▶ [TASK BRIEF]:
Copy out all the records exactly.

▶ [MATERIAL PROVIDED]:
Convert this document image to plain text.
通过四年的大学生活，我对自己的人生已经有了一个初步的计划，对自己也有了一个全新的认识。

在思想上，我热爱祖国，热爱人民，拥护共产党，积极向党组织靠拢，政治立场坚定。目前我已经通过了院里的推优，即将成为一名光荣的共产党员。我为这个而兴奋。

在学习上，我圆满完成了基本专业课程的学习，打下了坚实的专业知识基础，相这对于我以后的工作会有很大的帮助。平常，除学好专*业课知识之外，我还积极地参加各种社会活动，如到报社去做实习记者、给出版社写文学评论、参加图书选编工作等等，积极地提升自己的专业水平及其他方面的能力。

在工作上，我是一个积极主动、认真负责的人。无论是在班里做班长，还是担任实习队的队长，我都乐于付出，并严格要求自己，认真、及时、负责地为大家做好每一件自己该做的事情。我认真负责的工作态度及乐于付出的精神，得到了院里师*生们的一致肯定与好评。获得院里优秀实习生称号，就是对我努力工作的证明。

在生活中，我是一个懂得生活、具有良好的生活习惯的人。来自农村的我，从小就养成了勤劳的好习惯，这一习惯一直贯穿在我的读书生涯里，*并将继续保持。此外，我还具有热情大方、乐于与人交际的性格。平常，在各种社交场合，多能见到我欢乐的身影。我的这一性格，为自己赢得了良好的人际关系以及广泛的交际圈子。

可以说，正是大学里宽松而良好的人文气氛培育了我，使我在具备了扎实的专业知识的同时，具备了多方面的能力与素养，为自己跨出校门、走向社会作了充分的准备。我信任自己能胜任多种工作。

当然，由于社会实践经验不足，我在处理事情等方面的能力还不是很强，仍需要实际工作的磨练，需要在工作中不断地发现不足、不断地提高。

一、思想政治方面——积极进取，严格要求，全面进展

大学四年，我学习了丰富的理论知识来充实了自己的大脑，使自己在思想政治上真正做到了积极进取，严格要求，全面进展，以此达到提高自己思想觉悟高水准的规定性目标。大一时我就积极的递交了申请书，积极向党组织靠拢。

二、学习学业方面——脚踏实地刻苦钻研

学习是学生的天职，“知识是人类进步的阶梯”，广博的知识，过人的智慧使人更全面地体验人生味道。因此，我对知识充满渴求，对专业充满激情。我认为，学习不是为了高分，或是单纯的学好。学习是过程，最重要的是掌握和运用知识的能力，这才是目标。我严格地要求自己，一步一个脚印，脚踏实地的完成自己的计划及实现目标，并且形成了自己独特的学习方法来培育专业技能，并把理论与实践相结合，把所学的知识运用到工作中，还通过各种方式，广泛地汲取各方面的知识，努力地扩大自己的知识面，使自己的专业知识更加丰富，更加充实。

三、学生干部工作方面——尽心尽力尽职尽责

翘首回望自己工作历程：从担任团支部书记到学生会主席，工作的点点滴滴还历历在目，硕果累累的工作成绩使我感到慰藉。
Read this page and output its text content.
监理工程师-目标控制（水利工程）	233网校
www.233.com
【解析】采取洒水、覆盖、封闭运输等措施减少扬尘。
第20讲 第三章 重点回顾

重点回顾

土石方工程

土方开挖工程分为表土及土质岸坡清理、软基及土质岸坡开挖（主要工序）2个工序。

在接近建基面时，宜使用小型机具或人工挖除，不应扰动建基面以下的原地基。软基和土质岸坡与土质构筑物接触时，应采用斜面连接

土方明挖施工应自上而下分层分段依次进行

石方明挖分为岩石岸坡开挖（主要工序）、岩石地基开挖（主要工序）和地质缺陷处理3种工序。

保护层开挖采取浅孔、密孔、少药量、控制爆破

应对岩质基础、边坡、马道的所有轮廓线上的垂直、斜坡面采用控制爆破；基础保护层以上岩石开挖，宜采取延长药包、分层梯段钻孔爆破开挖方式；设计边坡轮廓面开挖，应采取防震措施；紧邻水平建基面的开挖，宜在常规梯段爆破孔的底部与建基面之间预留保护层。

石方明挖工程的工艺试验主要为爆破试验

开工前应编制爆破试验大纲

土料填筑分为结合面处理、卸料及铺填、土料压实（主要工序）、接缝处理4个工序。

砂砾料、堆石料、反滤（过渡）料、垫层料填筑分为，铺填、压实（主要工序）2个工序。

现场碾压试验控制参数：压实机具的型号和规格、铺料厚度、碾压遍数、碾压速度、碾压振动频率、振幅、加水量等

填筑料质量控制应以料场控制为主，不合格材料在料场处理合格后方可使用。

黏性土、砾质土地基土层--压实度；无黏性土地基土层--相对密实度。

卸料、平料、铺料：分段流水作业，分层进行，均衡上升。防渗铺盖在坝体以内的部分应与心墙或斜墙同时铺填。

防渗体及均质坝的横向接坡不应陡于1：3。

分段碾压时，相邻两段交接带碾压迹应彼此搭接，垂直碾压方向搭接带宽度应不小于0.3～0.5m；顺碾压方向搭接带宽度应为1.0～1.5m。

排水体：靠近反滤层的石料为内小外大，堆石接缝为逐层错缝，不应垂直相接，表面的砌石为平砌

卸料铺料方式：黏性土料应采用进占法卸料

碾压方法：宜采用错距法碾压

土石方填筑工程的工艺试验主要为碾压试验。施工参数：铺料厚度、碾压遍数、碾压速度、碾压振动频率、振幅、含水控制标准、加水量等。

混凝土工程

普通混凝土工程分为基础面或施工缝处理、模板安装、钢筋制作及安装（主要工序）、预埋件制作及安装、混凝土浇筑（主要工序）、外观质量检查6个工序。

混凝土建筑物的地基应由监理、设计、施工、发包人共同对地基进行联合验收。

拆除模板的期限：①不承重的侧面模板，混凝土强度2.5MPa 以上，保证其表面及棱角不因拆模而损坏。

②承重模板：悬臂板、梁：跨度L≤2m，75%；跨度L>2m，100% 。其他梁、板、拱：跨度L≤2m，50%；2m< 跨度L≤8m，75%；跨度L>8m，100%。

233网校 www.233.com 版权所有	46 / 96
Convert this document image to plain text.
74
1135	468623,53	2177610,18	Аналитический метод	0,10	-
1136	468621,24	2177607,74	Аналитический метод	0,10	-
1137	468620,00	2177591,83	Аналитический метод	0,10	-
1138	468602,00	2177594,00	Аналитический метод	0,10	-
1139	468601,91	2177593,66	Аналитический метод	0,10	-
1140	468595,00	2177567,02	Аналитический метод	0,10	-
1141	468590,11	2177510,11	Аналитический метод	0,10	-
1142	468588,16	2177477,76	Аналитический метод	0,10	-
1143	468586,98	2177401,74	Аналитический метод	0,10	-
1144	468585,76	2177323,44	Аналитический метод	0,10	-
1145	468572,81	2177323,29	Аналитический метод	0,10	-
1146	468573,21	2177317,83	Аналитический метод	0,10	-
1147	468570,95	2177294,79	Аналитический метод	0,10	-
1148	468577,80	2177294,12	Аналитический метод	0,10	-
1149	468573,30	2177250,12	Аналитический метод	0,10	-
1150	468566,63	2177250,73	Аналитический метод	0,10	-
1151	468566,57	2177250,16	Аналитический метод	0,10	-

▶ [EXPECTED OUTPUT]:
Convert this document image to plain text.
通过四年的大学生活，我对自己的人生已经有了一个初步的计划，对自己也有了一个全新的认识。

在思想上，我热爱祖国，热爱人民，拥护共产党，积极向党组织靠拢，政治立场坚定。目前我已经通过了院里的推优，即将成为一名光荣的共产党员。我为这个而兴奋。

在学习上，我圆满完成了基本专业课程的学习，打下了坚实的专业知识基础，相这对于我以后的工作会有很大的帮助。平常，除学好专*业课知识之外，我还积极地参加各种社会活动，如到报社去做实习记者、给出版社写文学评论、参加图书选编工作等等，积极地提升自己的专业水平及其他方面的能力。

在工作上，我是一个积极主动、认真负责的人。无论是在班里做班长，还是担任实习队的队长，我都乐于付出，并严格要求自己，认真、及时、负责地为大家做好每一件自己该做的事情。我认真负责的工作态度及乐于付出的精神，得到了院里师*生们的一致肯定与好评。获得院里优秀实习生称号，就是对我努力工作的证明。

在生活中，我是一个懂得生活、具有良好的生活习惯的人。来自农村的我，从小就养成了勤劳的好习惯，这一习惯一直贯穿在我的读书生涯里，*并将继续保持。此外，我还具有热情大方、乐于与人交际的性格。平常，在各种社交场合，多能见到我欢乐的身影。我的这一性格，为自己赢得了良好的人际关系以及广泛的交际圈子。

可以说，正是大学里宽松而良好的人文气氛培育了我，使我在具备了扎实的专业知识的同时，具备了多方面的能力与素养，为自己跨出校门、走向社会作了充分的准备。我信任自己能胜任多种工作。

当然，由于社会实践经验不足，我在处理事情等方面的能力还不是很强，仍需要实际工作的磨练，需要在工作中不断地发现不足、不断地提高。

一、思想政治方面——积极进取，严格要求，全面进展

大学四年，我学习了丰富的理论知识来充实了自己的大脑，使自己在思想政治上真正做到了积极进取，严格要求，全面进展，以此达到提高自己思想觉悟高水准的规定性目标。大一时我就积极的递交了申请书，积极向党组织靠拢。

二、学习学业方面——脚踏实地刻苦钻研

学习是学生的天职，“知识是人类进步的阶梯”，广博的知识，过人的智慧使人更全面地体验人生味道。因此，我对知识充满渴求，对专业充满激情。我认为，学习不是为了高分，或是单纯的学好。学习是过程，最重要的是掌握和运用知识的能力，这才是目标。我严格地要求自己，一步一个脚印，脚踏实地的完成自己的计划及实现目标，并且形成了自己独特的学习方法来培育专业技能，并把理论与实践相结合，把所学的知识运用到工作中，还通过各种方式，广泛地汲取各方面的知识，努力地扩大自己的知识面，使自己的专业知识更加丰富，更加充实。

三、学生干部工作方面——尽心尽力尽职尽责

翘首回望自己工作历程：从担任团支部书记到学生会主席，工作的点点滴滴还历历在目，硕果累累的工作成绩使我感到慰藉。
Read this page and output its text content.
监理工程师-目标控制（水利工程）	233网校
www.233.com
【解析】采取洒水、覆盖、封闭运输等措施减少扬尘。
第20讲 第三章 重点回顾

重点回顾

土石方工程

土方开挖工程分为表土及土质岸坡清理、软基及土质岸坡开挖（主要工序）2个工序。

在接近建基面时，宜使用小型机具或人工挖除，不应扰动建基面以下的原地基。软基和土质岸坡与土质构筑物接触时，应采用斜面连接

土方明挖施工应自上而下分层分段依次进行

石方明挖分为岩石岸坡开挖（主要工序）、岩石地基开挖（主要工序）和地质缺陷处理3种工序。

保护层开挖采取浅孔、密孔、少药量、控制爆破

应对岩质基础、边坡、马道的所有轮廓线上的垂直、斜坡面采用控制爆破；基础保护层以上岩石开挖，宜采取延长药包、分层梯段钻孔爆破开挖方式；设计边坡轮廓面开挖，应采取防震措施；紧邻水平建基面的开挖，宜在常规梯段爆破孔的底部与建基面之间预留保护层。

石方明挖工程的工艺试验主要为爆破试验

开工前应编制爆破试验大纲

土料填筑分为结合面处理、卸料及铺填、土料压实（主要工序）、接缝处理4个工序。

砂砾料、堆石料、反滤（过渡）料、垫层料填筑分为，铺填、压实（主要工序）2个工序。

现场碾压试验控制参数：压实机具的型号和规格、铺料厚度、碾压遍数、碾压速度、碾压振动频率、振幅、加水量等

填筑料质量控制应以料场控制为主，不合格材料在料场处理合格后方可使用。

黏性土、砾质土地基土层--压实度；无黏性土地基土层--相对密实度。

卸料、平料、铺料：分段流水作业，分层进行，均衡上升。防渗铺盖在坝体以内的部分应与心墙或斜墙同时铺填。

防渗体及均质坝的横向接坡不应陡于1：3。

分段碾压时，相邻两段交接带碾压迹应彼此搭接，垂直碾压方向搭接带宽度应不小于0.3～0.5m；顺碾压方向搭接带宽度应为1.0～1.5m。

排水体：靠近反滤层的石料为内小外大，堆石接缝为逐层错缝，不应垂直相接，表面的砌石为平砌

卸料铺料方式：黏性土料应采用进占法卸料

碾压方法：宜采用错距法碾压

土石方填筑工程的工艺试验主要为碾压试验。施工参数：铺料厚度、碾压遍数、碾压速度、碾压振动频率、振幅、含水控制标准、加水量等。

混凝土工程

普通混凝土工程分为基础面或施工缝处理、模板安装、钢筋制作及安装（主要工序）、预埋件制作及安装、混凝土浇筑（主要工序）、外观质量检查6个工序。

混凝土建筑物的地基应由监理、设计、施工、发包人共同对地基进行联合验收。

拆除模板的期限：①不承重的侧面模板，混凝土强度2.5MPa 以上，保证其表面及棱角不因拆模而损坏。

②承重模板：悬臂板、梁：跨度L≤2m，75%；跨度L>2m，100% 。其他梁、板、拱：跨度L≤2m，50%；2m< 跨度L≤8m，75%；跨度L>8m，100%。

233网校 www.233.com 版权所有	46 / 96
Convert this document image to plain text.
74
1135	468623,53	2177610,18	Аналитический метод	0,10	-
1136	468621,24	2177607,74	Аналитический метод	0,10	-
1137	468620,00	2177591,83	Аналитический метод	0,10	-
1138	468602,00	2177594,00	Аналитический метод	0,10	-
1139	468601,91	2177593,66	Аналитический метод	0,10	-
1140	468595,00	2177567,02	Аналитический метод	0,10	-
1141	468590,11	2177510,11	Аналитический метод	0,10	-
1142	468588,16	2177477,76	Аналитический метод	0,10	-
1143	468586,98	2177401,74	Аналитический метод	0,10	-
1144	468585,76	2177323,44	Аналитический метод	0,10	-
1145	468572,81	2177323,29	Аналитический метод	0,10	-
1146	468573,21	2177317,83	Аналитический метод	0,10	-
1147	468570,95	2177294,79	Аналитический метод	0,10	-
1148	468577,80	2177294,12	Аналитический метод	0,10	-
1149	468573,30	2177250,12	Аналитический метод	0,10	-
1150	468566,63	2177250,73	Аналитический метод	0,10	-
1151	468566,57	2177250,16	Аналитический метод	0,10	-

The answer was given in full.